• **Work to be completed**:
Lines holding the string "учреждениям" are the ones to copy from this listing.
##############################
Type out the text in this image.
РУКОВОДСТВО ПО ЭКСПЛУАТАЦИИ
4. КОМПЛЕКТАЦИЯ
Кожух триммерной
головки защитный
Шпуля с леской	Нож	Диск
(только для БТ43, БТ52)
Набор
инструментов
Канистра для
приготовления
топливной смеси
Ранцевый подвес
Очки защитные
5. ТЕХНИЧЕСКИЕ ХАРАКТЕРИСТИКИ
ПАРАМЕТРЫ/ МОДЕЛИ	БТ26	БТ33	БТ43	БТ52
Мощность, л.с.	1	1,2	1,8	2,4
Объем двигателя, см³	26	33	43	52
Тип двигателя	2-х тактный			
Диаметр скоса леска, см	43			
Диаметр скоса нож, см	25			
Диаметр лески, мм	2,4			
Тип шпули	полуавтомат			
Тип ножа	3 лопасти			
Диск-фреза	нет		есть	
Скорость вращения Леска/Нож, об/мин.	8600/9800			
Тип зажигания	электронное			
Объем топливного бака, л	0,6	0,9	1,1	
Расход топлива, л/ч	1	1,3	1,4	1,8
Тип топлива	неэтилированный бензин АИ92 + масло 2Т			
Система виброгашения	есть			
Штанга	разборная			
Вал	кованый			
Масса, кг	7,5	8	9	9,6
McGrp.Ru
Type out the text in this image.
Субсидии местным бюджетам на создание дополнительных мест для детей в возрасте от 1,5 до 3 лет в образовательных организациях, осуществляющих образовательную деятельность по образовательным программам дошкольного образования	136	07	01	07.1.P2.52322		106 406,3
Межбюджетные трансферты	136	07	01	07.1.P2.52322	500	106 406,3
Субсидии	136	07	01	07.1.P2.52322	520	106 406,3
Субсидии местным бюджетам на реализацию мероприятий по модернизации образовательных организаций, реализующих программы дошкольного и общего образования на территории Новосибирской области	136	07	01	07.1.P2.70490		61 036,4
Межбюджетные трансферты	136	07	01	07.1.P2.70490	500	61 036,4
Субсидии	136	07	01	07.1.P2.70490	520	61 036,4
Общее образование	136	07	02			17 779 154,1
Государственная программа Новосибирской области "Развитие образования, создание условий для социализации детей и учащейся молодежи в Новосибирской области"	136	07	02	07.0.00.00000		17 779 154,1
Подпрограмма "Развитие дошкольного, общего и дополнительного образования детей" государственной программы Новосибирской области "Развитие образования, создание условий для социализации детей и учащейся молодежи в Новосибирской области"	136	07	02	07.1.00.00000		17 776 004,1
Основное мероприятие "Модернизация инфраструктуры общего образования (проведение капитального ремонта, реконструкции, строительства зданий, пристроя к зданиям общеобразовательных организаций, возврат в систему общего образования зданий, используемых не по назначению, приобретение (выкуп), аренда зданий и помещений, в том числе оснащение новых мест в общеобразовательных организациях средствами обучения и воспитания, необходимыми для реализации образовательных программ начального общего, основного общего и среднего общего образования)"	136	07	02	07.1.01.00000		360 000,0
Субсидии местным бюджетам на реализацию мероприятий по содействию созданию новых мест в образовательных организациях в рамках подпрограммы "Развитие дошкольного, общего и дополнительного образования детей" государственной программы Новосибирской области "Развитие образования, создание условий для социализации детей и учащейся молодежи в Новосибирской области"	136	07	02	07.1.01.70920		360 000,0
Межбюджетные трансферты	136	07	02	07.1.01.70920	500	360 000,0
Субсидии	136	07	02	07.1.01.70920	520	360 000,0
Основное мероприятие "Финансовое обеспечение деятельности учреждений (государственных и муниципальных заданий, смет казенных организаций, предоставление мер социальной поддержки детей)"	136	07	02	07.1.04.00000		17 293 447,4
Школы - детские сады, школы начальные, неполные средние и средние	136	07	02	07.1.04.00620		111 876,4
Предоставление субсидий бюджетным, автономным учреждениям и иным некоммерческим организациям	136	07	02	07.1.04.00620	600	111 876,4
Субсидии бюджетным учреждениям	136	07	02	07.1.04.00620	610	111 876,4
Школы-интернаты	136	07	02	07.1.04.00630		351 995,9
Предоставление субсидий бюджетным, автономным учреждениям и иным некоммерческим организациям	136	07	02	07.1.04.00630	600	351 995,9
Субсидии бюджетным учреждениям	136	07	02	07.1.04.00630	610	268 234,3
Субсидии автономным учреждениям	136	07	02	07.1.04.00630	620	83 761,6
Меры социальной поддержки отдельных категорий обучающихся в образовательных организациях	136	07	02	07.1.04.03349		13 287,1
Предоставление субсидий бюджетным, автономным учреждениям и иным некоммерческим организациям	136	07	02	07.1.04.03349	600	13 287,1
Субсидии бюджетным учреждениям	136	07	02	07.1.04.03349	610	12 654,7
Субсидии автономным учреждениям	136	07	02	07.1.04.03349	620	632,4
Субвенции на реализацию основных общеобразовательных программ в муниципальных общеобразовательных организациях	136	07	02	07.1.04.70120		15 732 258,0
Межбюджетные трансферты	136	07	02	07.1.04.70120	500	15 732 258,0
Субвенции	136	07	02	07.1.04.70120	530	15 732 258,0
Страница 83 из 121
##############################
• **Solution for this task**:
Предоставление субсидий бюджетным, автономным учреждениям и иным некоммерческим организациям	136	07	02	07.1.04.00620	600	111 876,4
Субсидии бюджетным учреждениям	136	07	02	07.1.04.00620	610	111 876,4
Предоставление субсидий бюджетным, автономным учреждениям и иным некоммерческим организациям	136	07	02	07.1.04.00630	600	351 995,9
Субсидии бюджетным учреждениям	136	07	02	07.1.04.00630	610	268 234,3
Субсидии автономным учреждениям	136	07	02	07.1.04.00630	620	83 761,6
Предоставление субсидий бюджетным, автономным учреждениям и иным некоммерческим организациям	136	07	02	07.1.04.03349	600	13 287,1
Субсидии бюджетным учреждениям	136	07	02	07.1.04.03349	610	12 654,7
Субсидии автономным учреждениям	136	07	02	07.1.04.03349	620	632,4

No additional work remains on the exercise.